_Listed entries_.
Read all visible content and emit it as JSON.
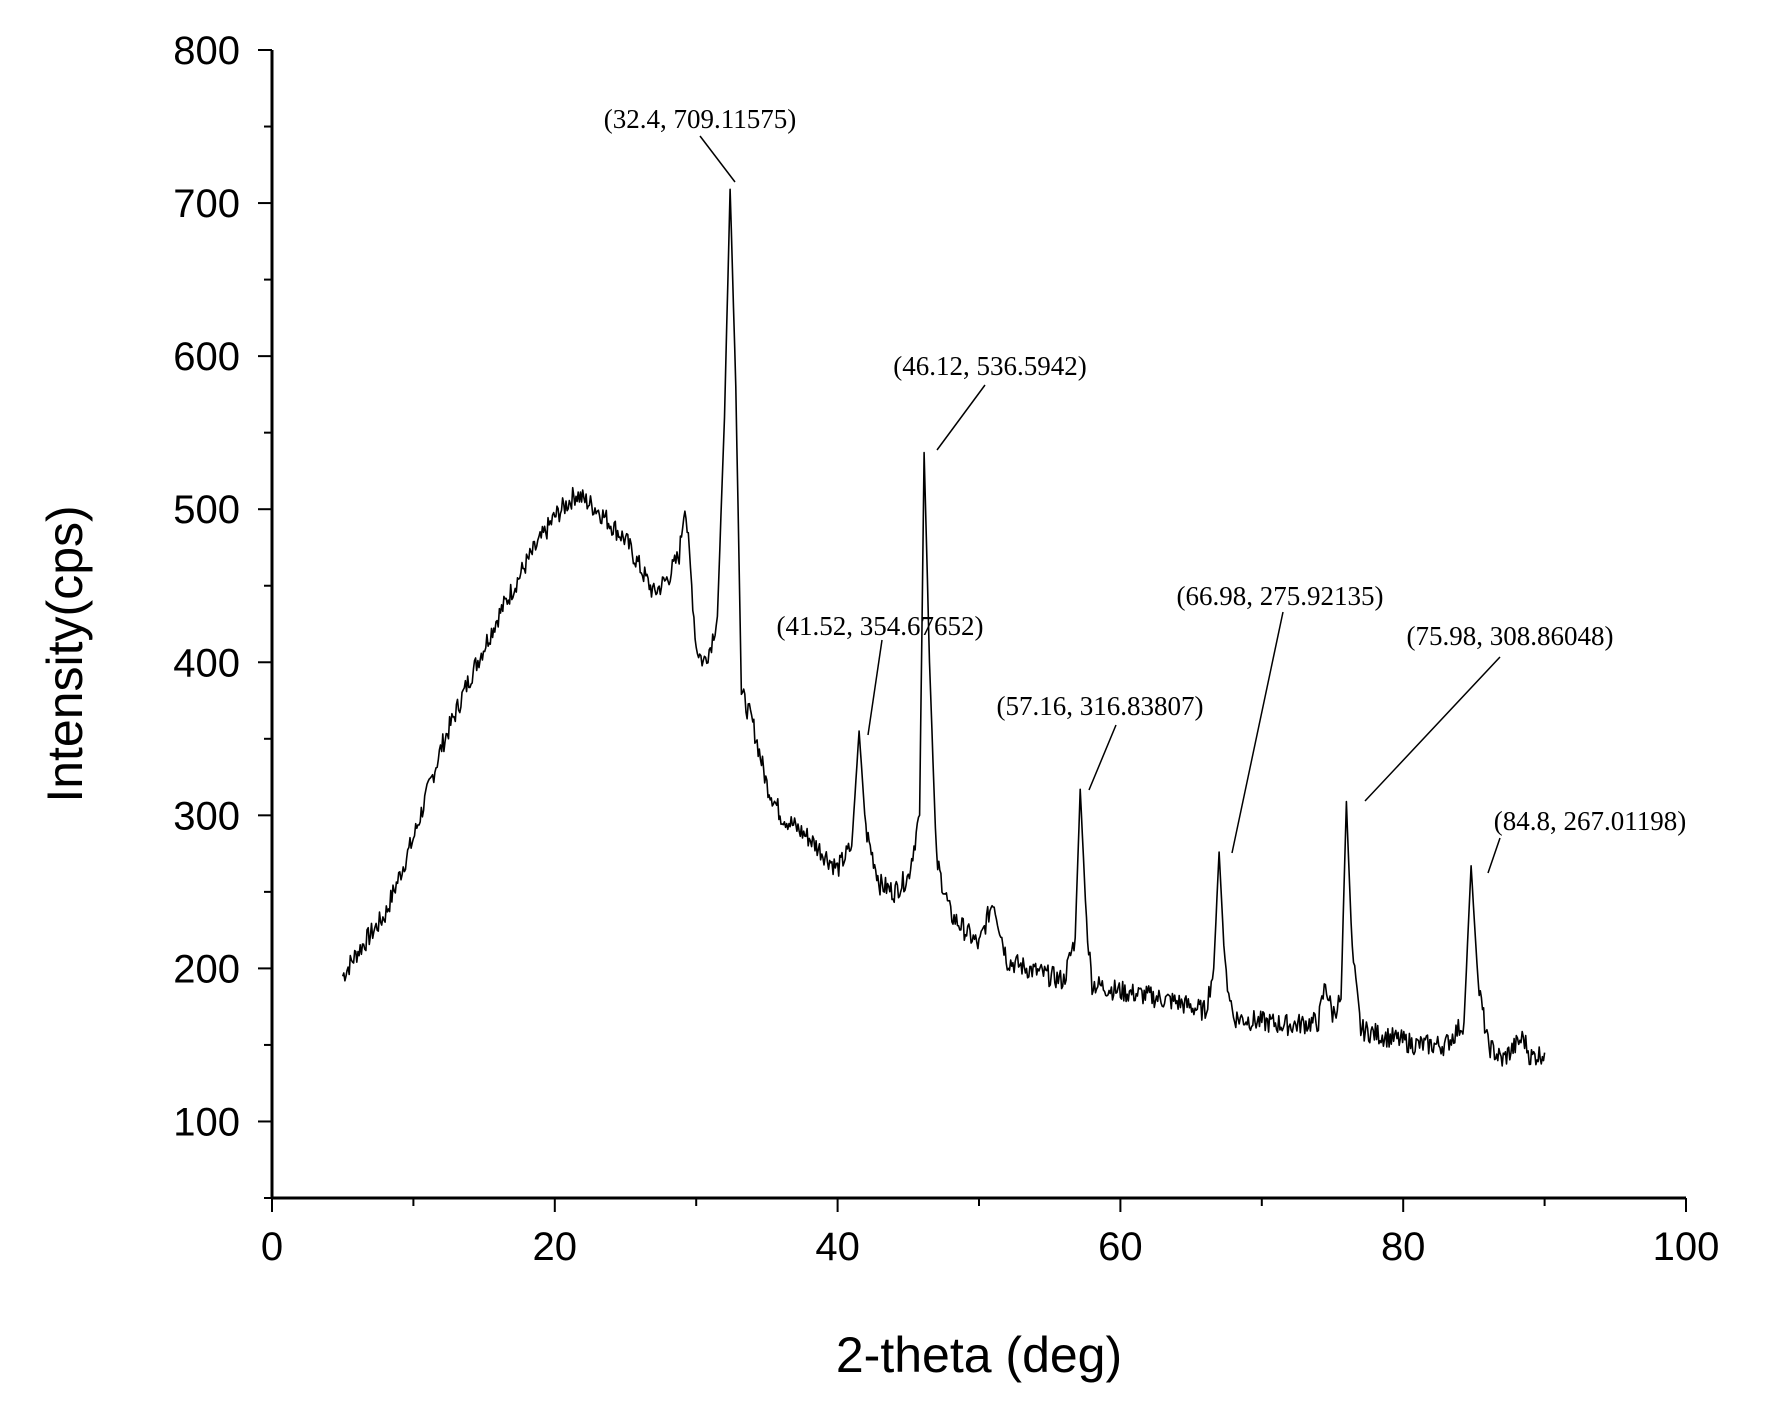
{
  "chart_data": {
    "type": "line",
    "xlabel": "2-theta (deg)",
    "ylabel": "Intensity(cps)",
    "xlim": [
      0,
      100
    ],
    "ylim": [
      50,
      800
    ],
    "x_ticks": [
      0,
      20,
      40,
      60,
      80,
      100
    ],
    "x_tick_labels": [
      "0",
      "20",
      "40",
      "60",
      "80",
      "100"
    ],
    "y_ticks": [
      100,
      200,
      300,
      400,
      500,
      600,
      700,
      800
    ],
    "y_tick_labels": [
      "100",
      "200",
      "300",
      "400",
      "500",
      "600",
      "700",
      "800"
    ],
    "grid": false,
    "series": [
      {
        "x": [
          5,
          6,
          8,
          10,
          12,
          14,
          16,
          18,
          20,
          21.5,
          23,
          25,
          27,
          28,
          28.8,
          29.2,
          29.6,
          30,
          30.5,
          31,
          31.5,
          32,
          32.4,
          32.8,
          33.2,
          34,
          35,
          36,
          38,
          40,
          41,
          41.52,
          42,
          43,
          44,
          45,
          45.8,
          46.12,
          46.5,
          47,
          48,
          50,
          51,
          52,
          54,
          56,
          56.8,
          57.16,
          57.6,
          58,
          60,
          62,
          64,
          66,
          66.6,
          66.98,
          67.4,
          68,
          70,
          72,
          74,
          74.5,
          75,
          75.6,
          75.98,
          76.4,
          77,
          79,
          81,
          83,
          84.3,
          84.8,
          85.3,
          86,
          87,
          88,
          88.5,
          89,
          90
        ],
        "y": [
          195,
          210,
          235,
          285,
          345,
          390,
          430,
          465,
          495,
          510,
          500,
          480,
          445,
          455,
          470,
          505,
          460,
          410,
          400,
          410,
          430,
          560,
          709,
          580,
          380,
          360,
          320,
          300,
          285,
          265,
          280,
          355,
          290,
          255,
          250,
          260,
          300,
          537,
          400,
          270,
          235,
          215,
          245,
          205,
          198,
          192,
          220,
          317,
          230,
          190,
          185,
          182,
          178,
          172,
          200,
          276,
          200,
          168,
          165,
          163,
          165,
          190,
          170,
          180,
          309,
          210,
          160,
          155,
          150,
          150,
          165,
          267,
          190,
          150,
          140,
          150,
          155,
          142,
          145
        ]
      }
    ],
    "annotations": [
      {
        "text": "(32.4, 709.11575)",
        "x": 32.4,
        "y": 709.11575
      },
      {
        "text": "(46.12, 536.5942)",
        "x": 46.12,
        "y": 536.5942
      },
      {
        "text": "(41.52, 354.67652)",
        "x": 41.52,
        "y": 354.67652
      },
      {
        "text": "(57.16, 316.83807)",
        "x": 57.16,
        "y": 316.83807
      },
      {
        "text": "(66.98, 275.92135)",
        "x": 66.98,
        "y": 275.92135
      },
      {
        "text": "(75.98, 308.86048)",
        "x": 75.98,
        "y": 308.86048
      },
      {
        "text": "(84.8, 267.01198)",
        "x": 84.8,
        "y": 267.01198
      }
    ]
  }
}
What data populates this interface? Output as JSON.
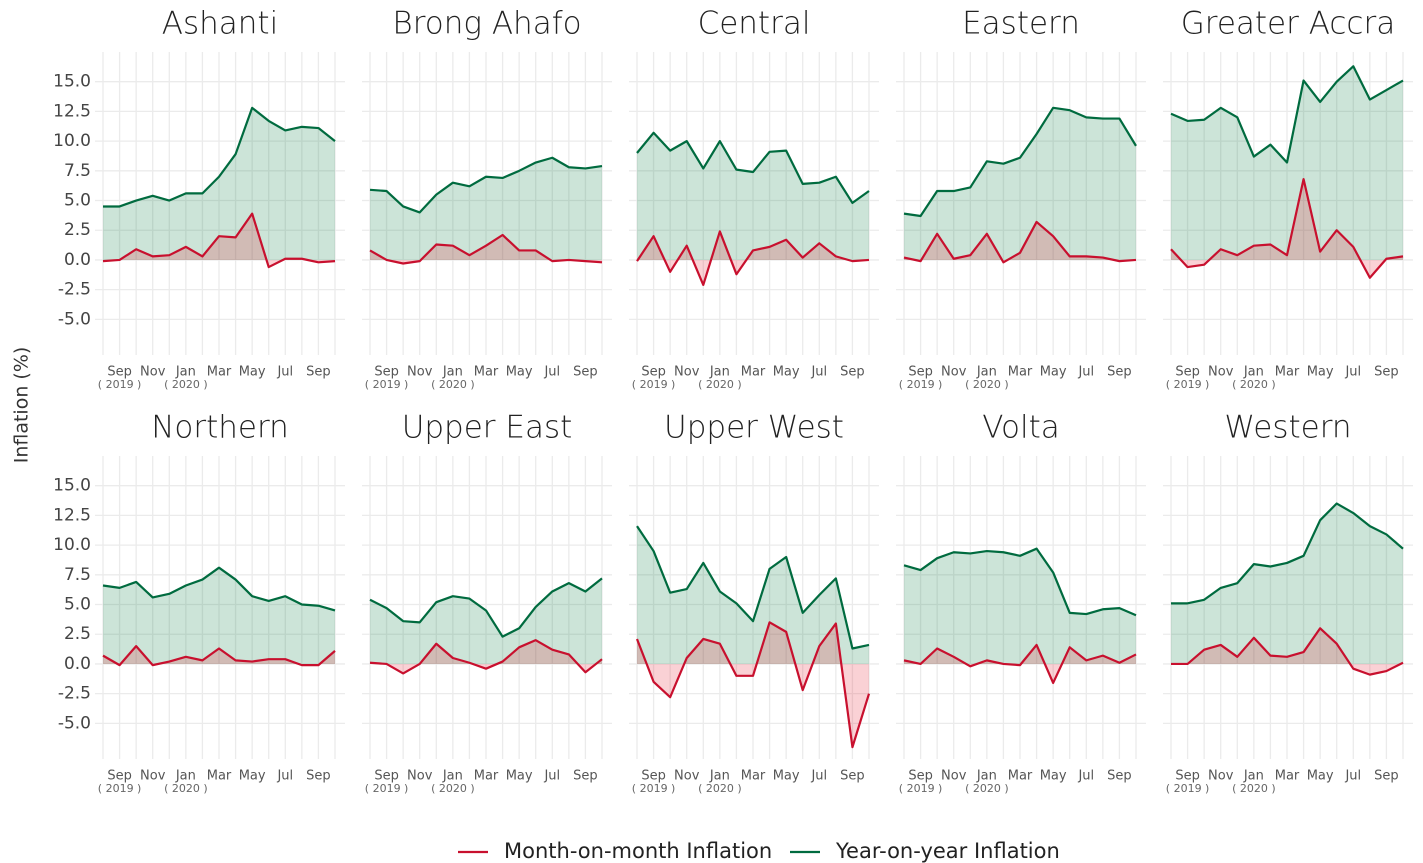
{
  "chart_data": {
    "type": "area-line",
    "ylabel": "Inflation (%)",
    "categories": [
      null,
      "Sep",
      null,
      "Nov",
      null,
      "Jan",
      null,
      "Mar",
      null,
      "May",
      null,
      "Jul",
      null,
      "Sep",
      null
    ],
    "category_years": [
      null,
      "( 2019 )",
      null,
      null,
      null,
      "( 2020 )",
      null,
      null,
      null,
      null,
      null,
      null,
      null,
      null,
      null
    ],
    "ylim": [
      -8,
      17.5
    ],
    "yticks": [
      {
        "value": -5,
        "label": "-5.0"
      },
      -2.5,
      {
        "value": 0,
        "label": "0.0"
      },
      2.5,
      {
        "value": 5,
        "label": "5.0"
      },
      7.5,
      {
        "value": 10,
        "label": "10.0"
      },
      12.5,
      {
        "value": 15,
        "label": "15.0"
      }
    ],
    "grid": true,
    "legend": "bottom",
    "series": [
      {
        "name": "Month-on-month Inflation",
        "color": "#c8102e"
      },
      {
        "name": "Year-on-year Inflation",
        "color": "#006b3f"
      }
    ],
    "panels": [
      {
        "title": "Ashanti",
        "series": [
          {
            "values": [
              -0.1,
              0,
              0.9,
              0.3,
              0.4,
              1.1,
              0.3,
              2.0,
              1.9,
              3.9,
              -0.6,
              0.1,
              0.1,
              -0.2,
              -0.1
            ]
          },
          {
            "values": [
              4.5,
              4.5,
              5.0,
              5.4,
              5.0,
              5.6,
              5.6,
              7.0,
              8.9,
              12.8,
              11.7,
              10.9,
              11.2,
              11.1,
              10.0
            ]
          }
        ]
      },
      {
        "title": "Brong Ahafo",
        "series": [
          {
            "values": [
              0.8,
              0,
              -0.3,
              -0.1,
              1.3,
              1.2,
              0.4,
              1.2,
              2.1,
              0.8,
              0.8,
              -0.1,
              0,
              -0.1,
              -0.2
            ]
          },
          {
            "values": [
              5.9,
              5.8,
              4.5,
              4.0,
              5.5,
              6.5,
              6.2,
              7.0,
              6.9,
              7.5,
              8.2,
              8.6,
              7.8,
              7.7,
              7.9
            ]
          }
        ]
      },
      {
        "title": "Central",
        "series": [
          {
            "values": [
              -0.1,
              2.0,
              -1.0,
              1.2,
              -2.1,
              2.4,
              -1.2,
              0.8,
              1.1,
              1.7,
              0.2,
              1.4,
              0.3,
              -0.1,
              0
            ]
          },
          {
            "values": [
              9.0,
              10.7,
              9.2,
              10.0,
              7.7,
              10.0,
              7.6,
              7.4,
              9.1,
              9.2,
              6.4,
              6.5,
              7.0,
              4.8,
              5.8
            ]
          }
        ]
      },
      {
        "title": "Eastern",
        "series": [
          {
            "values": [
              0.2,
              -0.1,
              2.2,
              0.1,
              0.4,
              2.2,
              -0.2,
              0.6,
              3.2,
              2.0,
              0.3,
              0.3,
              0.2,
              -0.1,
              0
            ]
          },
          {
            "values": [
              3.9,
              3.7,
              5.8,
              5.8,
              6.1,
              8.3,
              8.1,
              8.6,
              10.6,
              12.8,
              12.6,
              12.0,
              11.9,
              11.9,
              9.6
            ]
          }
        ]
      },
      {
        "title": "Greater Accra",
        "series": [
          {
            "values": [
              0.9,
              -0.6,
              -0.4,
              0.9,
              0.4,
              1.2,
              1.3,
              0.4,
              6.8,
              0.7,
              2.5,
              1.1,
              -1.5,
              0.1,
              0.3
            ]
          },
          {
            "values": [
              12.3,
              11.7,
              11.8,
              12.8,
              12.0,
              8.7,
              9.7,
              8.2,
              15.1,
              13.3,
              15.0,
              16.3,
              13.5,
              14.3,
              15.1
            ]
          }
        ]
      },
      {
        "title": "Northern",
        "series": [
          {
            "values": [
              0.7,
              -0.1,
              1.5,
              -0.1,
              0.2,
              0.6,
              0.3,
              1.3,
              0.3,
              0.2,
              0.4,
              0.4,
              -0.1,
              -0.1,
              1.1
            ]
          },
          {
            "values": [
              6.6,
              6.4,
              6.9,
              5.6,
              5.9,
              6.6,
              7.1,
              8.1,
              7.1,
              5.7,
              5.3,
              5.7,
              5.0,
              4.9,
              4.5
            ]
          }
        ]
      },
      {
        "title": "Upper East",
        "series": [
          {
            "values": [
              0.1,
              0,
              -0.8,
              0,
              1.7,
              0.5,
              0.1,
              -0.4,
              0.2,
              1.4,
              2.0,
              1.2,
              0.8,
              -0.7,
              0.4
            ]
          },
          {
            "values": [
              5.4,
              4.7,
              3.6,
              3.5,
              5.2,
              5.7,
              5.5,
              4.5,
              2.3,
              3.0,
              4.8,
              6.1,
              6.8,
              6.1,
              7.2
            ]
          }
        ]
      },
      {
        "title": "Upper West",
        "series": [
          {
            "values": [
              2.1,
              -1.5,
              -2.8,
              0.5,
              2.1,
              1.7,
              -1.0,
              -1.0,
              3.5,
              2.7,
              -2.2,
              1.5,
              3.4,
              -7.0,
              -2.5
            ]
          },
          {
            "values": [
              11.6,
              9.5,
              6.0,
              6.3,
              8.5,
              6.1,
              5.1,
              3.6,
              8.0,
              9.0,
              4.3,
              5.8,
              7.2,
              1.3,
              1.6
            ]
          }
        ]
      },
      {
        "title": "Volta",
        "series": [
          {
            "values": [
              0.3,
              0,
              1.3,
              0.6,
              -0.2,
              0.3,
              0,
              -0.1,
              1.6,
              -1.6,
              1.4,
              0.3,
              0.7,
              0.1,
              0.8
            ]
          },
          {
            "values": [
              8.3,
              7.9,
              8.9,
              9.4,
              9.3,
              9.5,
              9.4,
              9.1,
              9.7,
              7.7,
              4.3,
              4.2,
              4.6,
              4.7,
              4.1
            ]
          }
        ]
      },
      {
        "title": "Western",
        "series": [
          {
            "values": [
              0,
              0,
              1.2,
              1.6,
              0.6,
              2.2,
              0.7,
              0.6,
              1.0,
              3.0,
              1.7,
              -0.4,
              -0.9,
              -0.6,
              0.1
            ]
          },
          {
            "values": [
              5.1,
              5.1,
              5.4,
              6.4,
              6.8,
              8.4,
              8.2,
              8.5,
              9.1,
              12.1,
              13.5,
              12.7,
              11.6,
              10.9,
              9.7
            ]
          }
        ]
      }
    ]
  }
}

_What you should do_.
Check every line in the material above for the string "JSON", then give only the number of lines that have it.

_Output below_.
2